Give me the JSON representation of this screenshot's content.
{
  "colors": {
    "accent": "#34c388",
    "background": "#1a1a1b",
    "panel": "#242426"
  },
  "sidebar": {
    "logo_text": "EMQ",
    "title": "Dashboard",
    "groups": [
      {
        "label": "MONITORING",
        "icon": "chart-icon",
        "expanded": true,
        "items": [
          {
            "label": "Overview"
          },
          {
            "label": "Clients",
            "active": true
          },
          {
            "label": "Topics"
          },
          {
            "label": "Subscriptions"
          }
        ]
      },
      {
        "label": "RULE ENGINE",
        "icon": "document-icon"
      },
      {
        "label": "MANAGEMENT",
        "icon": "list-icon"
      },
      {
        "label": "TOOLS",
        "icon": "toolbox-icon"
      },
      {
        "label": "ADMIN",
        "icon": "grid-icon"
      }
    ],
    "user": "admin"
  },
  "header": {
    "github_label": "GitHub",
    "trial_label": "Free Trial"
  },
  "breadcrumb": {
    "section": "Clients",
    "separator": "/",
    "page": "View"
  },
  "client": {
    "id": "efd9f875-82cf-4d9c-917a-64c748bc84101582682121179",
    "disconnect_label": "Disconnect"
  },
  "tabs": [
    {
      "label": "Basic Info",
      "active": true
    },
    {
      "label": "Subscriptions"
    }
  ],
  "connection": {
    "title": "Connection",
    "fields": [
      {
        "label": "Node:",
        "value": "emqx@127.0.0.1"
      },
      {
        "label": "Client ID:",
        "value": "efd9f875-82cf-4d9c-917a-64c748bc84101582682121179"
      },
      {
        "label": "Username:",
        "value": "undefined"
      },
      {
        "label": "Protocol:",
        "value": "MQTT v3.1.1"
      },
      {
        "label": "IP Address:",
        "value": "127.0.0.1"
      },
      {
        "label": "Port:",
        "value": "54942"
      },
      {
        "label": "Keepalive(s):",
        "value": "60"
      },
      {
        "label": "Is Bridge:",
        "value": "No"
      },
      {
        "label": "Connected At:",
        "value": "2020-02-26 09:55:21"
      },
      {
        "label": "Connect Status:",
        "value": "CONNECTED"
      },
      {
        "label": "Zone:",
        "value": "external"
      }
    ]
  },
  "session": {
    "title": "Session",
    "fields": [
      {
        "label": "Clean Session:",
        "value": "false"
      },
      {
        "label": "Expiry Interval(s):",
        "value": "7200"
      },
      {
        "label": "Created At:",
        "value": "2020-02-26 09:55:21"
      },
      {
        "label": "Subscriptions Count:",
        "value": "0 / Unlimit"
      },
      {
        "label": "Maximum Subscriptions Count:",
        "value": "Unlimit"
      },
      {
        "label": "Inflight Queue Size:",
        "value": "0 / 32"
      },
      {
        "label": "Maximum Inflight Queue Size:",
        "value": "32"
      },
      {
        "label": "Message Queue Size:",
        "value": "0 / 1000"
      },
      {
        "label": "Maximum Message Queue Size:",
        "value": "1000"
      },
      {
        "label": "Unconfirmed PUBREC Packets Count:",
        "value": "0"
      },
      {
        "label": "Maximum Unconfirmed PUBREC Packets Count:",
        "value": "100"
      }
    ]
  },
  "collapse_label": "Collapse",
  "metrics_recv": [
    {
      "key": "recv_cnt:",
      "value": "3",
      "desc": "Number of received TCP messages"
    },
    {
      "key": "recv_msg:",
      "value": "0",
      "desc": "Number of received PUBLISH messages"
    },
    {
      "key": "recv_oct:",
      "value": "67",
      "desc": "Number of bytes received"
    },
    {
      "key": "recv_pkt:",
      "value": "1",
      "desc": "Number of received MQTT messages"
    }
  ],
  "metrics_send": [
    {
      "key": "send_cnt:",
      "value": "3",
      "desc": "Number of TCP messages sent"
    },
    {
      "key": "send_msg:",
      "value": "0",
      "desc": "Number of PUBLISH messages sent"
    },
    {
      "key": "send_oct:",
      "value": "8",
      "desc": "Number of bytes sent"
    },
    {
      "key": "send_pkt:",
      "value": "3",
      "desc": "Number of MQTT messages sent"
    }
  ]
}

-*-*-

### Exercise objective
Every record above should be output exactly.

### Task response
Give me the JSON representation of this screenshot's content.
{
  "colors": {
    "accent": "#34c388",
    "background": "#1a1a1b",
    "panel": "#242426"
  },
  "sidebar": {
    "logo_text": "EMQ",
    "title": "Dashboard",
    "groups": [
      {
        "label": "MONITORING",
        "icon": "chart-icon",
        "expanded": true,
        "items": [
          {
            "label": "Overview"
          },
          {
            "label": "Clients",
            "active": true
          },
          {
            "label": "Topics"
          },
          {
            "label": "Subscriptions"
          }
        ]
      },
      {
        "label": "RULE ENGINE",
        "icon": "document-icon"
      },
      {
        "label": "MANAGEMENT",
        "icon": "list-icon"
      },
      {
        "label": "TOOLS",
        "icon": "toolbox-icon"
      },
      {
        "label": "ADMIN",
        "icon": "grid-icon"
      }
    ],
    "user": "admin"
  },
  "header": {
    "github_label": "GitHub",
    "trial_label": "Free Trial"
  },
  "breadcrumb": {
    "section": "Clients",
    "separator": "/",
    "page": "View"
  },
  "client": {
    "id": "efd9f875-82cf-4d9c-917a-64c748bc84101582682121179",
    "disconnect_label": "Disconnect"
  },
  "tabs": [
    {
      "label": "Basic Info",
      "active": true
    },
    {
      "label": "Subscriptions"
    }
  ],
  "connection": {
    "title": "Connection",
    "fields": [
      {
        "label": "Node:",
        "value": "emqx@127.0.0.1"
      },
      {
        "label": "Client ID:",
        "value": "efd9f875-82cf-4d9c-917a-64c748bc84101582682121179"
      },
      {
        "label": "Username:",
        "value": "undefined"
      },
      {
        "label": "Protocol:",
        "value": "MQTT v3.1.1"
      },
      {
        "label": "IP Address:",
        "value": "127.0.0.1"
      },
      {
        "label": "Port:",
        "value": "54942"
      },
      {
        "label": "Keepalive(s):",
        "value": "60"
      },
      {
        "label": "Is Bridge:",
        "value": "No"
      },
      {
        "label": "Connected At:",
        "value": "2020-02-26 09:55:21"
      },
      {
        "label": "Connect Status:",
        "value": "CONNECTED"
      },
      {
        "label": "Zone:",
        "value": "external"
      }
    ]
  },
  "session": {
    "title": "Session",
    "fields": [
      {
        "label": "Clean Session:",
        "value": "false"
      },
      {
        "label": "Expiry Interval(s):",
        "value": "7200"
      },
      {
        "label": "Created At:",
        "value": "2020-02-26 09:55:21"
      },
      {
        "label": "Subscriptions Count:",
        "value": "0 / Unlimit"
      },
      {
        "label": "Maximum Subscriptions Count:",
        "value": "Unlimit"
      },
      {
        "label": "Inflight Queue Size:",
        "value": "0 / 32"
      },
      {
        "label": "Maximum Inflight Queue Size:",
        "value": "32"
      },
      {
        "label": "Message Queue Size:",
        "value": "0 / 1000"
      },
      {
        "label": "Maximum Message Queue Size:",
        "value": "1000"
      },
      {
        "label": "Unconfirmed PUBREC Packets Count:",
        "value": "0"
      },
      {
        "label": "Maximum Unconfirmed PUBREC Packets Count:",
        "value": "100"
      }
    ]
  },
  "collapse_label": "Collapse",
  "metrics_recv": [
    {
      "key": "recv_cnt:",
      "value": "3",
      "desc": "Number of received TCP messages"
    },
    {
      "key": "recv_msg:",
      "value": "0",
      "desc": "Number of received PUBLISH messages"
    },
    {
      "key": "recv_oct:",
      "value": "67",
      "desc": "Number of bytes received"
    },
    {
      "key": "recv_pkt:",
      "value": "1",
      "desc": "Number of received MQTT messages"
    }
  ],
  "metrics_send": [
    {
      "key": "send_cnt:",
      "value": "3",
      "desc": "Number of TCP messages sent"
    },
    {
      "key": "send_msg:",
      "value": "0",
      "desc": "Number of PUBLISH messages sent"
    },
    {
      "key": "send_oct:",
      "value": "8",
      "desc": "Number of bytes sent"
    },
    {
      "key": "send_pkt:",
      "value": "3",
      "desc": "Number of MQTT messages sent"
    }
  ]
}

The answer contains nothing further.